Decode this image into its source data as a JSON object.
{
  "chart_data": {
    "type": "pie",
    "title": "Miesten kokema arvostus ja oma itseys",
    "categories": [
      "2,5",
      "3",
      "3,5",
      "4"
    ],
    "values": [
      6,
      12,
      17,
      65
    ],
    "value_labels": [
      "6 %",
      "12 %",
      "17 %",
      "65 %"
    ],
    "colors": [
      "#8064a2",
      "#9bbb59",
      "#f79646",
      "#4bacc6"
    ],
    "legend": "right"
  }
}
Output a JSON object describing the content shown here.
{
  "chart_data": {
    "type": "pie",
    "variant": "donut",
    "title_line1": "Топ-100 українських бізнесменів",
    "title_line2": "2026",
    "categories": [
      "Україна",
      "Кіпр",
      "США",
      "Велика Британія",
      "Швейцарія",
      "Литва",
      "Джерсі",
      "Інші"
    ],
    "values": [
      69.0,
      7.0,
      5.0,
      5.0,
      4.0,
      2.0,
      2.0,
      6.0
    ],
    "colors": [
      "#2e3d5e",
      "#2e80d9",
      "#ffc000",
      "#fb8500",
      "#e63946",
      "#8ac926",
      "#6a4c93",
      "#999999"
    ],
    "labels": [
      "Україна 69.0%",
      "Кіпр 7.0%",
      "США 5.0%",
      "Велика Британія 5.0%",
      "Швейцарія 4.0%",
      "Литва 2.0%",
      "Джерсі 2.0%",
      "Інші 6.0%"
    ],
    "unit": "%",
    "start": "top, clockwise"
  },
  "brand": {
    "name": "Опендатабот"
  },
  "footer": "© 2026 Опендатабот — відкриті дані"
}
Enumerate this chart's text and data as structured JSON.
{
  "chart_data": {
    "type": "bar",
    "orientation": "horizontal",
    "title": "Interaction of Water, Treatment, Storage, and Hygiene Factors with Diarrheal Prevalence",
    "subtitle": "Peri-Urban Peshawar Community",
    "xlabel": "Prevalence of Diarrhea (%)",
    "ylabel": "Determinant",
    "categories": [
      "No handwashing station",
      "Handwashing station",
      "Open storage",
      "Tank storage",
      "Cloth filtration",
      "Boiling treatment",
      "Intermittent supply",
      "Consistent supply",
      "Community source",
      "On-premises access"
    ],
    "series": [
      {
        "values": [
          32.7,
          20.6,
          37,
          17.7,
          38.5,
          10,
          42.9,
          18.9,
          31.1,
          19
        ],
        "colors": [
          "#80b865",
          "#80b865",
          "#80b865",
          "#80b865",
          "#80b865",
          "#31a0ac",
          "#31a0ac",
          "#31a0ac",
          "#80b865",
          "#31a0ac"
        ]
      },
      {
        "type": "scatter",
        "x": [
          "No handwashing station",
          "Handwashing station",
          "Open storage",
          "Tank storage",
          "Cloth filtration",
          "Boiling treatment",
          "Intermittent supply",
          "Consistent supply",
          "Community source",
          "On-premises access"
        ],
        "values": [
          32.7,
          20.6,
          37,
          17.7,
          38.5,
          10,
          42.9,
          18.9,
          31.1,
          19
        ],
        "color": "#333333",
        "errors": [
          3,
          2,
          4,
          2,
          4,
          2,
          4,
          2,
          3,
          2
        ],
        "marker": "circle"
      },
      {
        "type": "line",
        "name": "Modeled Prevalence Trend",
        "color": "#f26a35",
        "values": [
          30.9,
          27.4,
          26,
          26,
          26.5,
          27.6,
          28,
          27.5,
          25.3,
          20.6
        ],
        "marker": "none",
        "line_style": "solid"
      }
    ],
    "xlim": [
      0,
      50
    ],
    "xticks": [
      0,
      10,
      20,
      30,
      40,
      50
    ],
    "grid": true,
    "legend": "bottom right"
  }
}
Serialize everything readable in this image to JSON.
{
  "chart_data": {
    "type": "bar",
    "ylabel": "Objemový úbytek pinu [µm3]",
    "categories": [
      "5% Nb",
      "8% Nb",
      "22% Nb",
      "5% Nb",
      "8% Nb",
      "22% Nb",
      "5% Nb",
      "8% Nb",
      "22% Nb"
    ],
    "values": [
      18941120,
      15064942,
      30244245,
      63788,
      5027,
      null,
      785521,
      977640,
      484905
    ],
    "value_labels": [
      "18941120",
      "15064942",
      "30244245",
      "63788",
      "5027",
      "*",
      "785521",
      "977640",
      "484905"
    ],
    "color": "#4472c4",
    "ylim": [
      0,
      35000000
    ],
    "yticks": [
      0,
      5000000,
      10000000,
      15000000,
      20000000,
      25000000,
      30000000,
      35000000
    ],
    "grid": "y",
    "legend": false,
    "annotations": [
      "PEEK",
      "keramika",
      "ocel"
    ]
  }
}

════════════════════

**Objective**: Faithfully reproduce all of the records, character for character.

**Result of the exercise**:
Decode this image into its source data as a JSON object.
{
  "chart_data": {
    "type": "pie",
    "title": "Miesten kokema arvostus ja oma itseys",
    "categories": [
      "2,5",
      "3",
      "3,5",
      "4"
    ],
    "values": [
      6,
      12,
      17,
      65
    ],
    "value_labels": [
      "6 %",
      "12 %",
      "17 %",
      "65 %"
    ],
    "colors": [
      "#8064a2",
      "#9bbb59",
      "#f79646",
      "#4bacc6"
    ],
    "legend": "right"
  }
}
Output a JSON object describing the content shown here.
{
  "chart_data": {
    "type": "pie",
    "variant": "donut",
    "title_line1": "Топ-100 українських бізнесменів",
    "title_line2": "2026",
    "categories": [
      "Україна",
      "Кіпр",
      "США",
      "Велика Британія",
      "Швейцарія",
      "Литва",
      "Джерсі",
      "Інші"
    ],
    "values": [
      69.0,
      7.0,
      5.0,
      5.0,
      4.0,
      2.0,
      2.0,
      6.0
    ],
    "colors": [
      "#2e3d5e",
      "#2e80d9",
      "#ffc000",
      "#fb8500",
      "#e63946",
      "#8ac926",
      "#6a4c93",
      "#999999"
    ],
    "labels": [
      "Україна 69.0%",
      "Кіпр 7.0%",
      "США 5.0%",
      "Велика Британія 5.0%",
      "Швейцарія 4.0%",
      "Литва 2.0%",
      "Джерсі 2.0%",
      "Інші 6.0%"
    ],
    "unit": "%",
    "start": "top, clockwise"
  },
  "brand": {
    "name": "Опендатабот"
  },
  "footer": "© 2026 Опендатабот — відкриті дані"
}
Enumerate this chart's text and data as structured JSON.
{
  "chart_data": {
    "type": "bar",
    "orientation": "horizontal",
    "title": "Interaction of Water, Treatment, Storage, and Hygiene Factors with Diarrheal Prevalence",
    "subtitle": "Peri-Urban Peshawar Community",
    "xlabel": "Prevalence of Diarrhea (%)",
    "ylabel": "Determinant",
    "categories": [
      "No handwashing station",
      "Handwashing station",
      "Open storage",
      "Tank storage",
      "Cloth filtration",
      "Boiling treatment",
      "Intermittent supply",
      "Consistent supply",
      "Community source",
      "On-premises access"
    ],
    "series": [
      {
        "values": [
          32.7,
          20.6,
          37,
          17.7,
          38.5,
          10,
          42.9,
          18.9,
          31.1,
          19
        ],
        "colors": [
          "#80b865",
          "#80b865",
          "#80b865",
          "#80b865",
          "#80b865",
          "#31a0ac",
          "#31a0ac",
          "#31a0ac",
          "#80b865",
          "#31a0ac"
        ]
      },
      {
        "type": "scatter",
        "x": [
          "No handwashing station",
          "Handwashing station",
          "Open storage",
          "Tank storage",
          "Cloth filtration",
          "Boiling treatment",
          "Intermittent supply",
          "Consistent supply",
          "Community source",
          "On-premises access"
        ],
        "values": [
          32.7,
          20.6,
          37,
          17.7,
          38.5,
          10,
          42.9,
          18.9,
          31.1,
          19
        ],
        "color": "#333333",
        "errors": [
          3,
          2,
          4,
          2,
          4,
          2,
          4,
          2,
          3,
          2
        ],
        "marker": "circle"
      },
      {
        "type": "line",
        "name": "Modeled Prevalence Trend",
        "color": "#f26a35",
        "values": [
          30.9,
          27.4,
          26,
          26,
          26.5,
          27.6,
          28,
          27.5,
          25.3,
          20.6
        ],
        "marker": "none",
        "line_style": "solid"
      }
    ],
    "xlim": [
      0,
      50
    ],
    "xticks": [
      0,
      10,
      20,
      30,
      40,
      50
    ],
    "grid": true,
    "legend": "bottom right"
  }
}
Serialize everything readable in this image to JSON.
{
  "chart_data": {
    "type": "bar",
    "ylabel": "Objemový úbytek pinu [µm3]",
    "categories": [
      "5% Nb",
      "8% Nb",
      "22% Nb",
      "5% Nb",
      "8% Nb",
      "22% Nb",
      "5% Nb",
      "8% Nb",
      "22% Nb"
    ],
    "values": [
      18941120,
      15064942,
      30244245,
      63788,
      5027,
      null,
      785521,
      977640,
      484905
    ],
    "value_labels": [
      "18941120",
      "15064942",
      "30244245",
      "63788",
      "5027",
      "*",
      "785521",
      "977640",
      "484905"
    ],
    "color": "#4472c4",
    "ylim": [
      0,
      35000000
    ],
    "yticks": [
      0,
      5000000,
      10000000,
      15000000,
      20000000,
      25000000,
      30000000,
      35000000
    ],
    "grid": "y",
    "legend": false,
    "annotations": [
      "PEEK",
      "keramika",
      "ocel"
    ]
  }
}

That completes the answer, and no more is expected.